Short problem: Could you write out the records below exactly as they appear?

Structured figure records
::::::::

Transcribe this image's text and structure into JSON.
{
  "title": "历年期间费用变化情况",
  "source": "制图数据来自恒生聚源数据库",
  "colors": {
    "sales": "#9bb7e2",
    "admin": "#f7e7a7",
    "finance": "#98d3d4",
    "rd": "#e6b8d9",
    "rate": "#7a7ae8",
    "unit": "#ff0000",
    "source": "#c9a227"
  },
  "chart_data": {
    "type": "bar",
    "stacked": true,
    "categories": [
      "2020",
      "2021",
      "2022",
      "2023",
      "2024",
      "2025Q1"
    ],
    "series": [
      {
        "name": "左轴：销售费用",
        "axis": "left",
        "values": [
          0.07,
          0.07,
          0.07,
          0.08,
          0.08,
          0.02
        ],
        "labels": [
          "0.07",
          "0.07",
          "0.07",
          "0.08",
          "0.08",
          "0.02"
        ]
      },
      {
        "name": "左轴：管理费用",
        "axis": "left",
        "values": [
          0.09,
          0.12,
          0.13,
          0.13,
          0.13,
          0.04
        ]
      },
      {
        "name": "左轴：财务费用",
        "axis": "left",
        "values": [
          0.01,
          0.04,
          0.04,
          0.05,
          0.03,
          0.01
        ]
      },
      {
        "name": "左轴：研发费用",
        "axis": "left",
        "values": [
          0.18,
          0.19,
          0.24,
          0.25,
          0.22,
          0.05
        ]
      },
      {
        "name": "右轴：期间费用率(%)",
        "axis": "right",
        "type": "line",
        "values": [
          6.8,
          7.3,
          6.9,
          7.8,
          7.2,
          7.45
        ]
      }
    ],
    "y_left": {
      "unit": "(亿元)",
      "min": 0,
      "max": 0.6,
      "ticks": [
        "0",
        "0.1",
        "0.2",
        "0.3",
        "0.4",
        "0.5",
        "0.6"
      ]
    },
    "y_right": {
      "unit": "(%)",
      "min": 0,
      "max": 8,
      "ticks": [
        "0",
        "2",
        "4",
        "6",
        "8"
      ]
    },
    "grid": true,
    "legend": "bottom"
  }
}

::::::::

Response to the task:
Transcribe this image's text and structure into JSON.
{
  "title": "历年期间费用变化情况",
  "source": "制图数据来自恒生聚源数据库",
  "colors": {
    "sales": "#9bb7e2",
    "admin": "#f7e7a7",
    "finance": "#98d3d4",
    "rd": "#e6b8d9",
    "rate": "#7a7ae8",
    "unit": "#ff0000",
    "source": "#c9a227"
  },
  "chart_data": {
    "type": "bar",
    "stacked": true,
    "categories": [
      "2020",
      "2021",
      "2022",
      "2023",
      "2024",
      "2025Q1"
    ],
    "series": [
      {
        "name": "左轴：销售费用",
        "axis": "left",
        "values": [
          0.07,
          0.07,
          0.07,
          0.08,
          0.08,
          0.02
        ],
        "labels": [
          "0.07",
          "0.07",
          "0.07",
          "0.08",
          "0.08",
          "0.02"
        ]
      },
      {
        "name": "左轴：管理费用",
        "axis": "left",
        "values": [
          0.09,
          0.12,
          0.13,
          0.13,
          0.13,
          0.04
        ]
      },
      {
        "name": "左轴：财务费用",
        "axis": "left",
        "values": [
          0.01,
          0.04,
          0.04,
          0.05,
          0.03,
          0.01
        ]
      },
      {
        "name": "左轴：研发费用",
        "axis": "left",
        "values": [
          0.18,
          0.19,
          0.24,
          0.25,
          0.22,
          0.05
        ]
      },
      {
        "name": "右轴：期间费用率(%)",
        "axis": "right",
        "type": "line",
        "values": [
          6.8,
          7.3,
          6.9,
          7.8,
          7.2,
          7.45
        ]
      }
    ],
    "y_left": {
      "unit": "(亿元)",
      "min": 0,
      "max": 0.6,
      "ticks": [
        "0",
        "0.1",
        "0.2",
        "0.3",
        "0.4",
        "0.5",
        "0.6"
      ]
    },
    "y_right": {
      "unit": "(%)",
      "min": 0,
      "max": 8,
      "ticks": [
        "0",
        "2",
        "4",
        "6",
        "8"
      ]
    },
    "grid": true,
    "legend": "bottom"
  }
}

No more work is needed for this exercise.